- [Stated problem]: Present the following data again exactly as it is shown.

[start Records to use]

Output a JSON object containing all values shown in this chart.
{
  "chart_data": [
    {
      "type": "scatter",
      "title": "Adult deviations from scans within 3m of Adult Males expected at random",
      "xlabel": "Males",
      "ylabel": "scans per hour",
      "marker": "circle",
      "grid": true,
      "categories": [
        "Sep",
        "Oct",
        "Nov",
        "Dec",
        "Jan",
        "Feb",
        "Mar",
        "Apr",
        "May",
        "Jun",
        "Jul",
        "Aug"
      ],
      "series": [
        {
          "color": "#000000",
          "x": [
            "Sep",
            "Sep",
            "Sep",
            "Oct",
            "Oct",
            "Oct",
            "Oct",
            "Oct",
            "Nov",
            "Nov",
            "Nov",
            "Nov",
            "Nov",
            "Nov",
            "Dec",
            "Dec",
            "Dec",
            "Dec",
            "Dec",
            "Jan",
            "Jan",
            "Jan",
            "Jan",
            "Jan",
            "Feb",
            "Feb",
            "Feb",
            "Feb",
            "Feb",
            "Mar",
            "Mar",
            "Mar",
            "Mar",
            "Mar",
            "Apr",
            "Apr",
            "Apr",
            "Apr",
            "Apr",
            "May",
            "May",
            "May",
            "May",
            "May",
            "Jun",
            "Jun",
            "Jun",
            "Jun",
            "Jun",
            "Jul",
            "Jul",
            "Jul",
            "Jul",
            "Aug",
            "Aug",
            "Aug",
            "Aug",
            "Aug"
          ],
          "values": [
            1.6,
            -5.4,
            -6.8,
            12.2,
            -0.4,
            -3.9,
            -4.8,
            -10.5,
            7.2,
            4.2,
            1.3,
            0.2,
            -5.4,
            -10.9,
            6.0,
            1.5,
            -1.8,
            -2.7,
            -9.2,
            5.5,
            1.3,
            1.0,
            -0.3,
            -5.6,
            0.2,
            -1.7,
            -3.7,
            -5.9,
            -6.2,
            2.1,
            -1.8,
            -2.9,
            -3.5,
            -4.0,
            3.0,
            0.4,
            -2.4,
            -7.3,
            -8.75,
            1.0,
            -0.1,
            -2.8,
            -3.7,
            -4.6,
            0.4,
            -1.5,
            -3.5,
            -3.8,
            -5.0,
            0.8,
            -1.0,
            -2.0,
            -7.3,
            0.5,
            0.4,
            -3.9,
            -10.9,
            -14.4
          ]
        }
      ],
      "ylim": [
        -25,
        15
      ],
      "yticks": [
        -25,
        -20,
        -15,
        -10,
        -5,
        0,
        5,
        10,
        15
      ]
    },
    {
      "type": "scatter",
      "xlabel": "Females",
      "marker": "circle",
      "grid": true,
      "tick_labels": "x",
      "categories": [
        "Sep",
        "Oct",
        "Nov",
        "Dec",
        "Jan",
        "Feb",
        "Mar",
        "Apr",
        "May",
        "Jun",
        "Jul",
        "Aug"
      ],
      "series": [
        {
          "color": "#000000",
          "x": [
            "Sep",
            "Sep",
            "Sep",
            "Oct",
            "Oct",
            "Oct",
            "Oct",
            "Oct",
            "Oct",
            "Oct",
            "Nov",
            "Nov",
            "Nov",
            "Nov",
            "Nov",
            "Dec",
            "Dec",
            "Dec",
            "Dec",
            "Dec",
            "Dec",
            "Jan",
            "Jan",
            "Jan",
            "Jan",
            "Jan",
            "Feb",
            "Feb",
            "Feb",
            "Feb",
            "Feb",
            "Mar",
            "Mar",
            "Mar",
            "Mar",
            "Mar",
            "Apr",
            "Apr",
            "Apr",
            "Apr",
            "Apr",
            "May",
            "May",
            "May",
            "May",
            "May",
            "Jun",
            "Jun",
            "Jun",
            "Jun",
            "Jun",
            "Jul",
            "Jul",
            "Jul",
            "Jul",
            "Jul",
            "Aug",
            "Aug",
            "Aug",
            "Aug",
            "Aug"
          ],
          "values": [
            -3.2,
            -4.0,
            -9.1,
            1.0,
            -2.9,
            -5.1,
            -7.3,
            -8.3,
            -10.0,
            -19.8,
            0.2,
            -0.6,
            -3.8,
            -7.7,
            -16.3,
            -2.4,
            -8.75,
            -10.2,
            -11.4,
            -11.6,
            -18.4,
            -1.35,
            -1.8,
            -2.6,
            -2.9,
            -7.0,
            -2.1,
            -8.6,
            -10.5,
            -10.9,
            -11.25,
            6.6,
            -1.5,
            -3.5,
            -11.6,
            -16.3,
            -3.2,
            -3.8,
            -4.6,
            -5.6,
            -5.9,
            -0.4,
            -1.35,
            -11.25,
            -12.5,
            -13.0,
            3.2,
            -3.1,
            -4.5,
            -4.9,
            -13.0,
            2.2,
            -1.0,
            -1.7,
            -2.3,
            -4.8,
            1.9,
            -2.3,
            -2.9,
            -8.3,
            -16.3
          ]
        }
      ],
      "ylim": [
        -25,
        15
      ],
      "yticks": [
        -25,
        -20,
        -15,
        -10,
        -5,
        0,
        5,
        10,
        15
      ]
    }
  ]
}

[end Records to use]

- [Exercise response]:
Output a JSON object containing all values shown in this chart.
{
  "chart_data": [
    {
      "type": "scatter",
      "title": "Adult deviations from scans within 3m of Adult Males expected at random",
      "xlabel": "Males",
      "ylabel": "scans per hour",
      "marker": "circle",
      "grid": true,
      "categories": [
        "Sep",
        "Oct",
        "Nov",
        "Dec",
        "Jan",
        "Feb",
        "Mar",
        "Apr",
        "May",
        "Jun",
        "Jul",
        "Aug"
      ],
      "series": [
        {
          "color": "#000000",
          "x": [
            "Sep",
            "Sep",
            "Sep",
            "Oct",
            "Oct",
            "Oct",
            "Oct",
            "Oct",
            "Nov",
            "Nov",
            "Nov",
            "Nov",
            "Nov",
            "Nov",
            "Dec",
            "Dec",
            "Dec",
            "Dec",
            "Dec",
            "Jan",
            "Jan",
            "Jan",
            "Jan",
            "Jan",
            "Feb",
            "Feb",
            "Feb",
            "Feb",
            "Feb",
            "Mar",
            "Mar",
            "Mar",
            "Mar",
            "Mar",
            "Apr",
            "Apr",
            "Apr",
            "Apr",
            "Apr",
            "May",
            "May",
            "May",
            "May",
            "May",
            "Jun",
            "Jun",
            "Jun",
            "Jun",
            "Jun",
            "Jul",
            "Jul",
            "Jul",
            "Jul",
            "Aug",
            "Aug",
            "Aug",
            "Aug",
            "Aug"
          ],
          "values": [
            1.6,
            -5.4,
            -6.8,
            12.2,
            -0.4,
            -3.9,
            -4.8,
            -10.5,
            7.2,
            4.2,
            1.3,
            0.2,
            -5.4,
            -10.9,
            6.0,
            1.5,
            -1.8,
            -2.7,
            -9.2,
            5.5,
            1.3,
            1.0,
            -0.3,
            -5.6,
            0.2,
            -1.7,
            -3.7,
            -5.9,
            -6.2,
            2.1,
            -1.8,
            -2.9,
            -3.5,
            -4.0,
            3.0,
            0.4,
            -2.4,
            -7.3,
            -8.75,
            1.0,
            -0.1,
            -2.8,
            -3.7,
            -4.6,
            0.4,
            -1.5,
            -3.5,
            -3.8,
            -5.0,
            0.8,
            -1.0,
            -2.0,
            -7.3,
            0.5,
            0.4,
            -3.9,
            -10.9,
            -14.4
          ]
        }
      ],
      "ylim": [
        -25,
        15
      ],
      "yticks": [
        -25,
        -20,
        -15,
        -10,
        -5,
        0,
        5,
        10,
        15
      ]
    },
    {
      "type": "scatter",
      "xlabel": "Females",
      "marker": "circle",
      "grid": true,
      "tick_labels": "x",
      "categories": [
        "Sep",
        "Oct",
        "Nov",
        "Dec",
        "Jan",
        "Feb",
        "Mar",
        "Apr",
        "May",
        "Jun",
        "Jul",
        "Aug"
      ],
      "series": [
        {
          "color": "#000000",
          "x": [
            "Sep",
            "Sep",
            "Sep",
            "Oct",
            "Oct",
            "Oct",
            "Oct",
            "Oct",
            "Oct",
            "Oct",
            "Nov",
            "Nov",
            "Nov",
            "Nov",
            "Nov",
            "Dec",
            "Dec",
            "Dec",
            "Dec",
            "Dec",
            "Dec",
            "Jan",
            "Jan",
            "Jan",
            "Jan",
            "Jan",
            "Feb",
            "Feb",
            "Feb",
            "Feb",
            "Feb",
            "Mar",
            "Mar",
            "Mar",
            "Mar",
            "Mar",
            "Apr",
            "Apr",
            "Apr",
            "Apr",
            "Apr",
            "May",
            "May",
            "May",
            "May",
            "May",
            "Jun",
            "Jun",
            "Jun",
            "Jun",
            "Jun",
            "Jul",
            "Jul",
            "Jul",
            "Jul",
            "Jul",
            "Aug",
            "Aug",
            "Aug",
            "Aug",
            "Aug"
          ],
          "values": [
            -3.2,
            -4.0,
            -9.1,
            1.0,
            -2.9,
            -5.1,
            -7.3,
            -8.3,
            -10.0,
            -19.8,
            0.2,
            -0.6,
            -3.8,
            -7.7,
            -16.3,
            -2.4,
            -8.75,
            -10.2,
            -11.4,
            -11.6,
            -18.4,
            -1.35,
            -1.8,
            -2.6,
            -2.9,
            -7.0,
            -2.1,
            -8.6,
            -10.5,
            -10.9,
            -11.25,
            6.6,
            -1.5,
            -3.5,
            -11.6,
            -16.3,
            -3.2,
            -3.8,
            -4.6,
            -5.6,
            -5.9,
            -0.4,
            -1.35,
            -11.25,
            -12.5,
            -13.0,
            3.2,
            -3.1,
            -4.5,
            -4.9,
            -13.0,
            2.2,
            -1.0,
            -1.7,
            -2.3,
            -4.8,
            1.9,
            -2.3,
            -2.9,
            -8.3,
            -16.3
          ]
        }
      ],
      "ylim": [
        -25,
        15
      ],
      "yticks": [
        -25,
        -20,
        -15,
        -10,
        -5,
        0,
        5,
        10,
        15
      ]
    }
  ]
}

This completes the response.